- [Lista de tareas]
#1 En el artículo sobre el recital de metal en Lucille, ¿qué baterista se suma a Craig Locicero en Forbidden?
#2 Continúa el artículo sobre el recital de metal en Lucille a partir de su última oración.

- [Fragmento proporcionado]
════════════════════
El próximo 7 de febrero en Lucille, la ciudad de Buenos Aires recibe un combo que parece pensado por alguien que se pasó la adolescencia con un walkman lleno de cassettes grabados a fines de los 80: Venom Inc., Vio-Lence y Forbidden. Tres bandas con recorridos distintos, pero atravesadas por algo en común: todas dejaron una huella muy clara en la evolución del sonido más agresivo del metal.

Además, la velada contará con 3 bandas locales: primero será el turno de Zarkas, luego los experimentados Dark Warrior y también Tungsteno.

En el plano internacional, la noche arranca con el peso propio de Venom Inc., herederos directos del legado de Venom, una de las bandas más influyentes en el nacimiento del black metal, el thrash y buena parte de la estética extrema que vino después. La banda tiene al frente a Demolition Man, el mismo que grabó discos como Prime Evil con Venom.

Desde la Bay Area llega Vio-Lence, pieza clave del rompecabezas thrash de fines de los 80. Con Eternal Nightmare como carta de presentación, su propuesta siempre fue más cruda, más directa y visceral, adelantándose a varias de las características que después se volverían habituales en el thrash moderno y el crossover.

Y para el cierre, llegará el regreso de Forbidden, una de las versiones más técnicas y pulidas del thrash californiano. Discos como Forbidden Evil y Twisted into Form mostraron que la velocidad podía convivir con la precisión y la complejidad compositiva sin perder agresividad. Esta vez, al histórico Craig Locicero se le suma el baterista Chris Kontos (de pie, por favor). Su presencia en esta fecha convierte el show en una oportunidad poco frecuente para escuchar a semejante baterista en acción.

Más que un recital, esta fecha se perfila como una celebración de una época irrepetible, donde la creatividad, la velocidad y la agresión empujaron al metal hacia terrenos cada vez más extremos. Una cita obligada.

3 bandas, 3 discos: ¿Cuál es el álbum más clásico de cada banda?

3Venom Inc. – Ave (2017)

Lejos de ser un simple ejercicio de nostalgia, Ave funciona como una reafirmación del legado que Venom ayudó a construir décadas atrás. Con miembros históricos como Demolition Man y Mantas retomando ese sonido primitivo, sucio y directo, el disco recupera la esencia de los primeros años del metal extremo, pero con una producción más moderna que potencia el impacto. Riffs simples y efectivos, una atmósfera oscura y esa sensación constante de peligro hacen que Ave suene como un puente entre el origen del black/thrash y su proyección en el presente. Es, en muchos sentidos, una declaración de vigencia más que un recuerdo del pasado.
════════════════════
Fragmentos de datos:
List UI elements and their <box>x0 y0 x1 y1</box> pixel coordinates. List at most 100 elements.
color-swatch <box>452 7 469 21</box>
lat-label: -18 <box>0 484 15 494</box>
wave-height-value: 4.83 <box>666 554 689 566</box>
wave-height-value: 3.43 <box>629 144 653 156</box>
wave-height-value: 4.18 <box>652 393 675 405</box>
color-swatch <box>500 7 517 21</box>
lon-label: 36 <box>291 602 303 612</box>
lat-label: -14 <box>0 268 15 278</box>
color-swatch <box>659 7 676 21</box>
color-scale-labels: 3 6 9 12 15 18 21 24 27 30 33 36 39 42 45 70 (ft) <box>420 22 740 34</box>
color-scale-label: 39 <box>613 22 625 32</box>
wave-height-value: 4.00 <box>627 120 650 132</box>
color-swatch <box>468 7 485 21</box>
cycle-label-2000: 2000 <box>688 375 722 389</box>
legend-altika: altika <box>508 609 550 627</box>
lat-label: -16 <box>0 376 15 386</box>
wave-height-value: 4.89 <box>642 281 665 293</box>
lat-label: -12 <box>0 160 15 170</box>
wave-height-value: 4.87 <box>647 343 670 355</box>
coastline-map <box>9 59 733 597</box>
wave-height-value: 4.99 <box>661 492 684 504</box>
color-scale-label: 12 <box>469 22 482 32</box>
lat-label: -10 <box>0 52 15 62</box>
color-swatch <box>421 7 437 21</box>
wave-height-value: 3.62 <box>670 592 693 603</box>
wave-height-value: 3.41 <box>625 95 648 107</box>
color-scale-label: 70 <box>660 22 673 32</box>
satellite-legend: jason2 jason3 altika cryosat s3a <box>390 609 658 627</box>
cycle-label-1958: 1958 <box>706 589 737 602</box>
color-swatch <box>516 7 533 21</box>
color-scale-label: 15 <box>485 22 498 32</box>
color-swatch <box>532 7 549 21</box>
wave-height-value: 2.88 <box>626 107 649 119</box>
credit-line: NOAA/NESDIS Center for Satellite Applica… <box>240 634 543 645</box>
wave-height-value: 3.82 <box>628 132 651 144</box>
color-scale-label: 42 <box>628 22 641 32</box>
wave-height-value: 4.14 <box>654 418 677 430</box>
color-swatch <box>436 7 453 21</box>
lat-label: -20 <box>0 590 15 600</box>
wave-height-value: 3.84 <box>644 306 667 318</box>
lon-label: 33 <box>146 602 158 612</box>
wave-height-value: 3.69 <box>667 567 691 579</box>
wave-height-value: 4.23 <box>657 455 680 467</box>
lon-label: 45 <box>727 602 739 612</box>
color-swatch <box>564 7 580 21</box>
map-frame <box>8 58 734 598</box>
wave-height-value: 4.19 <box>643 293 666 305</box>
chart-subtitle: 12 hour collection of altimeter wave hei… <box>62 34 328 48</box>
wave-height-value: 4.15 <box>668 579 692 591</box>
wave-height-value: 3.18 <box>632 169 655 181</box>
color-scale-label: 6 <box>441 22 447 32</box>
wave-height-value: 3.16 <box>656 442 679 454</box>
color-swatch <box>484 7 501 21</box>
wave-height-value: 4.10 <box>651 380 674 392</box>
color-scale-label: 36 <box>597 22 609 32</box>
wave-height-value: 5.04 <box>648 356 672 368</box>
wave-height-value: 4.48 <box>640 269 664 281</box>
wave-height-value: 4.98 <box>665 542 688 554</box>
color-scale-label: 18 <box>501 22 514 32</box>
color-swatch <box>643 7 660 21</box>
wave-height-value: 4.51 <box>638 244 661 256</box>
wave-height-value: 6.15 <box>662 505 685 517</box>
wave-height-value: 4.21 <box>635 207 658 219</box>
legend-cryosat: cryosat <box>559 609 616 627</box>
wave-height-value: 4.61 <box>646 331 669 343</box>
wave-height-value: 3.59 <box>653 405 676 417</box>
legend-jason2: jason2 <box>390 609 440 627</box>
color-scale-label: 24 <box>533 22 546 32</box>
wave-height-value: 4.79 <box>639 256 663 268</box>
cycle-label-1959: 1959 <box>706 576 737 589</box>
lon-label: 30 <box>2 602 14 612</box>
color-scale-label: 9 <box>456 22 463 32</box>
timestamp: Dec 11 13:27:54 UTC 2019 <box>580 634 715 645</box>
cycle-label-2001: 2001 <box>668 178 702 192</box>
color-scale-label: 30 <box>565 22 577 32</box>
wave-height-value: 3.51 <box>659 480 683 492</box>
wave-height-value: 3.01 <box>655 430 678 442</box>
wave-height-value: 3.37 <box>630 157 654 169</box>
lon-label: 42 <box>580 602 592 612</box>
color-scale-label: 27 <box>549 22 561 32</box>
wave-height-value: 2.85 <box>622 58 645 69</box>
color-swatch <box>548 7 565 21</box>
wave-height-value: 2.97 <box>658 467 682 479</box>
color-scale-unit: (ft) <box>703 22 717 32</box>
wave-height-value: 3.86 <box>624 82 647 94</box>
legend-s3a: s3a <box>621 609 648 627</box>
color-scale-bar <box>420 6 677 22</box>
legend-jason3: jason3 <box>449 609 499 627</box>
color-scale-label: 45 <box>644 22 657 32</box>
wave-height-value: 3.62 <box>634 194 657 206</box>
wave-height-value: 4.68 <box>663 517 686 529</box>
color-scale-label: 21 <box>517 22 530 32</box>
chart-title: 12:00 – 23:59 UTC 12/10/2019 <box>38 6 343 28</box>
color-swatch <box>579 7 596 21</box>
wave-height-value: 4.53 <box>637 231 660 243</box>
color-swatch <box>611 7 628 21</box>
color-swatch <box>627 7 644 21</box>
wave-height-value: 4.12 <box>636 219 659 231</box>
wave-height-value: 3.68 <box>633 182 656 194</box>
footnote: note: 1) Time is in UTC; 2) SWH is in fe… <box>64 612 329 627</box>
════════════════════
- [Respuestas por tarea]
#1 Chris Kontos.

#2
2Vio-Lence – Eternal Nightmare (1988)

Hay que sincerarse: costó no elegir Oppressing the Masses, pero las hordas del thrash siempre prefirieron Eternal Nightmare. Y además tiene arte de tapa del maestro Ed Repka. El debut de Vio-Lence es uno de esos discos que capturan el momento exacto en que el thrash empezaba a tensar sus propios límites. Más crudo y desbordado que muchos de sus contemporáneos de la Bay Area, Eternal Nightmare se apoya en riffs filosos, cambios de ritmo constantes y una agresividad casi caótica que anticipa rasgos que después serían habituales en el thrash más moderno y el crossover. La voz histérica e histórica de Sean Killian y la guitarra afilada de Phil Demmel terminan de darle identidad a un álbum que suena urgente, incómodo y visceral, como si cada tema estuviera a punto de desbordarse. ¿Clásico? No: clasicazo.

1Forbidden – Forbidden Evil (1988)

Con su debut, Forbidden mostró otra cara del thrash californiano: velocidad y agresión, sí, pero también precisión quirúrgica y un nivel técnico poco común para la época. Forbidden Evil combina riffs vertiginosos con estructuras más elaboradas y una ejecución impecable que deja en claro que el género también podía crecer hacia terrenos más complejos sin perder intensidad. La voz de Russ Anderson, versátil y potente, se mueve con naturalidad entre pasajes veloces y secciones más melódicas, aportando un matiz que distingue al disco dentro de la camada de lanzamientos clave de fines de los ’80s. Un dato no menor: la batería la grabó Paul Bostaph, que luego sería el baterista de Slayer. Otro dato no menor: Robb Flynn de Vio-Lence y Machine Head compuso 3 temas. Último dato no menor: es un discazo de puro thrash.

  • Forbidden, Vio-Lence y Venom Inc se presentan el sábado 7 en Lucille, Gorriti 5520.